Keep only those lines of the records that include the string "andcontrol".

— start The data —

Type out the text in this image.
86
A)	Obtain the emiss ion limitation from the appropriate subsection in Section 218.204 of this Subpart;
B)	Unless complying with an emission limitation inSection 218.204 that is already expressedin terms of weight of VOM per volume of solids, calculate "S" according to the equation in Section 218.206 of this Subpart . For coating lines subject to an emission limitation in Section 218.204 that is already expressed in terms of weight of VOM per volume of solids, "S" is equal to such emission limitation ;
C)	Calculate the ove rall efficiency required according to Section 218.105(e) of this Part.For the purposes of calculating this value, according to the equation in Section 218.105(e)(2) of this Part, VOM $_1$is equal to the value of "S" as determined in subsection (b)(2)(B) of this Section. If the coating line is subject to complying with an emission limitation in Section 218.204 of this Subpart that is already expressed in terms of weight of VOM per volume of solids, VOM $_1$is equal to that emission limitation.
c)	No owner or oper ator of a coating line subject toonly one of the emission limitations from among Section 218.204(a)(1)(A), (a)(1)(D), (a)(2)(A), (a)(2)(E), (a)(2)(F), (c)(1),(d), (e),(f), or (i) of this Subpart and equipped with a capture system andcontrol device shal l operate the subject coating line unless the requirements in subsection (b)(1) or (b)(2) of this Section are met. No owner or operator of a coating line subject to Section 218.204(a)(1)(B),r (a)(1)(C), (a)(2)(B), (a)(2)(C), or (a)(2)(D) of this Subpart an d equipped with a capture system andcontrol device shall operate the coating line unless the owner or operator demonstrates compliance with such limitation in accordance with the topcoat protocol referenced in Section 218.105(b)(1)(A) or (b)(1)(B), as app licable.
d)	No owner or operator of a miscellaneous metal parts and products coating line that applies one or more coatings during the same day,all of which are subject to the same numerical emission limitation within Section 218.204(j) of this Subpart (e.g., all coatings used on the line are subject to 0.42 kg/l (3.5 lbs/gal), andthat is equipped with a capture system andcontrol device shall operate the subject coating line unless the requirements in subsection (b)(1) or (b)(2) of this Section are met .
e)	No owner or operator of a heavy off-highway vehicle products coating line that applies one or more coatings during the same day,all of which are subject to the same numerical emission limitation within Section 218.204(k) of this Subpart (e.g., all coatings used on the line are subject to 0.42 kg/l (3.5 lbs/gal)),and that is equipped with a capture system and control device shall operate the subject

— end The data —

Worked answer
c)	No owner or oper ator of a coating line subject toonly one of the emission limitations from among Section 218.204(a)(1)(A), (a)(1)(D), (a)(2)(A), (a)(2)(E), (a)(2)(F), (c)(1),(d), (e),(f), or (i) of this Subpart and equipped with a capture system andcontrol device shal l operate the subject coating line unless the requirements in subsection (b)(1) or (b)(2) of this Section are met. No owner or operator of a coating line subject to Section 218.204(a)(1)(B),r (a)(1)(C), (a)(2)(B), (a)(2)(C), or (a)(2)(D) of this Subpart an d equipped with a capture system andcontrol device shall operate the coating line unless the owner or operator demonstrates compliance with such limitation in accordance with the topcoat protocol referenced in Section 218.105(b)(1)(A) or (b)(1)(B), as app licable.
d)	No owner or operator of a miscellaneous metal parts and products coating line that applies one or more coatings during the same day,all of which are subject to the same numerical emission limitation within Section 218.204(j) of this Subpart (e.g., all coatings used on the line are subject to 0.42 kg/l (3.5 lbs/gal), andthat is equipped with a capture system andcontrol device shall operate the subject coating line unless the requirements in subsection (b)(1) or (b)(2) of this Section are met .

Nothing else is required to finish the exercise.